Repeat every line of the data exactly, but not the pictures.

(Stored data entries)

┄┄┄┄┄┄┄┄┄┄

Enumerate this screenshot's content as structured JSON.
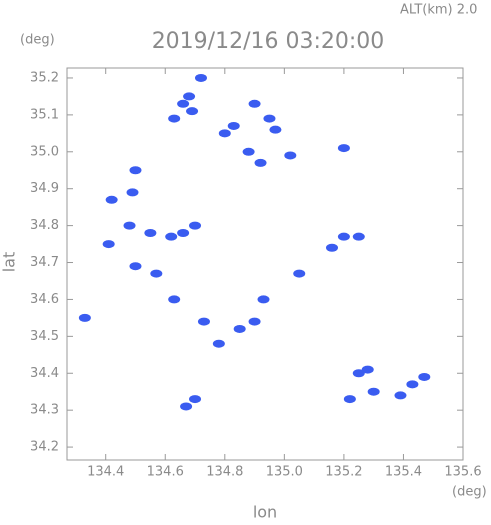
{
  "chart_data": {
    "type": "scatter",
    "title": "2019/12/16 03:20:00",
    "subtitle": "ALT(km) 2.0",
    "xlabel": "lon",
    "ylabel": "lat",
    "xunit": "(deg)",
    "yunit": "(deg)",
    "xlim": [
      134.27,
      135.6
    ],
    "ylim": [
      34.165,
      35.227
    ],
    "xticks": [
      134.4,
      134.6,
      134.8,
      {
        "value": 135,
        "label": "135.0"
      },
      135.2,
      135.4,
      135.6
    ],
    "yticks": [
      34.2,
      34.3,
      34.4,
      34.5,
      34.6,
      34.7,
      34.8,
      34.9,
      {
        "value": 35,
        "label": "35.0"
      },
      35.1,
      35.2
    ],
    "series": [
      {
        "color": "#3a5cf0",
        "x": [
          134.72,
          134.68,
          134.66,
          134.63,
          134.69,
          134.8,
          134.83,
          134.9,
          134.95,
          134.97,
          135.02,
          135.2,
          134.88,
          134.92,
          134.5,
          134.49,
          134.42,
          134.41,
          134.48,
          134.55,
          134.62,
          134.66,
          134.7,
          135.25,
          135.2,
          135.16,
          134.5,
          134.57,
          134.33,
          134.73,
          134.78,
          134.85,
          134.9,
          134.7,
          134.67,
          135.25,
          135.22,
          135.3,
          135.28,
          135.43,
          135.47,
          135.39,
          134.63,
          134.93,
          135.05
        ],
        "values": [
          35.2,
          35.15,
          35.13,
          35.09,
          35.11,
          35.05,
          35.07,
          35.13,
          35.09,
          35.06,
          34.99,
          35.01,
          35.0,
          34.97,
          34.95,
          34.89,
          34.87,
          34.75,
          34.8,
          34.78,
          34.77,
          34.78,
          34.8,
          34.77,
          34.77,
          34.74,
          34.69,
          34.67,
          34.55,
          34.54,
          34.48,
          34.52,
          34.54,
          34.33,
          34.31,
          34.4,
          34.33,
          34.35,
          34.41,
          34.37,
          34.39,
          34.34,
          34.6,
          34.6,
          34.67
        ]
      }
    ]
  }
}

┄┄┄┄┄┄┄┄┄┄

» **Exercise result**:
Enumerate this screenshot's content as structured JSON.
{
  "chart_data": {
    "type": "scatter",
    "title": "2019/12/16 03:20:00",
    "subtitle": "ALT(km) 2.0",
    "xlabel": "lon",
    "ylabel": "lat",
    "xunit": "(deg)",
    "yunit": "(deg)",
    "xlim": [
      134.27,
      135.6
    ],
    "ylim": [
      34.165,
      35.227
    ],
    "xticks": [
      134.4,
      134.6,
      134.8,
      {
        "value": 135,
        "label": "135.0"
      },
      135.2,
      135.4,
      135.6
    ],
    "yticks": [
      34.2,
      34.3,
      34.4,
      34.5,
      34.6,
      34.7,
      34.8,
      34.9,
      {
        "value": 35,
        "label": "35.0"
      },
      35.1,
      35.2
    ],
    "series": [
      {
        "color": "#3a5cf0",
        "x": [
          134.72,
          134.68,
          134.66,
          134.63,
          134.69,
          134.8,
          134.83,
          134.9,
          134.95,
          134.97,
          135.02,
          135.2,
          134.88,
          134.92,
          134.5,
          134.49,
          134.42,
          134.41,
          134.48,
          134.55,
          134.62,
          134.66,
          134.7,
          135.25,
          135.2,
          135.16,
          134.5,
          134.57,
          134.33,
          134.73,
          134.78,
          134.85,
          134.9,
          134.7,
          134.67,
          135.25,
          135.22,
          135.3,
          135.28,
          135.43,
          135.47,
          135.39,
          134.63,
          134.93,
          135.05
        ],
        "values": [
          35.2,
          35.15,
          35.13,
          35.09,
          35.11,
          35.05,
          35.07,
          35.13,
          35.09,
          35.06,
          34.99,
          35.01,
          35.0,
          34.97,
          34.95,
          34.89,
          34.87,
          34.75,
          34.8,
          34.78,
          34.77,
          34.78,
          34.8,
          34.77,
          34.77,
          34.74,
          34.69,
          34.67,
          34.55,
          34.54,
          34.48,
          34.52,
          34.54,
          34.33,
          34.31,
          34.4,
          34.33,
          34.35,
          34.41,
          34.37,
          34.39,
          34.34,
          34.6,
          34.6,
          34.67
        ]
      }
    ]
  }
}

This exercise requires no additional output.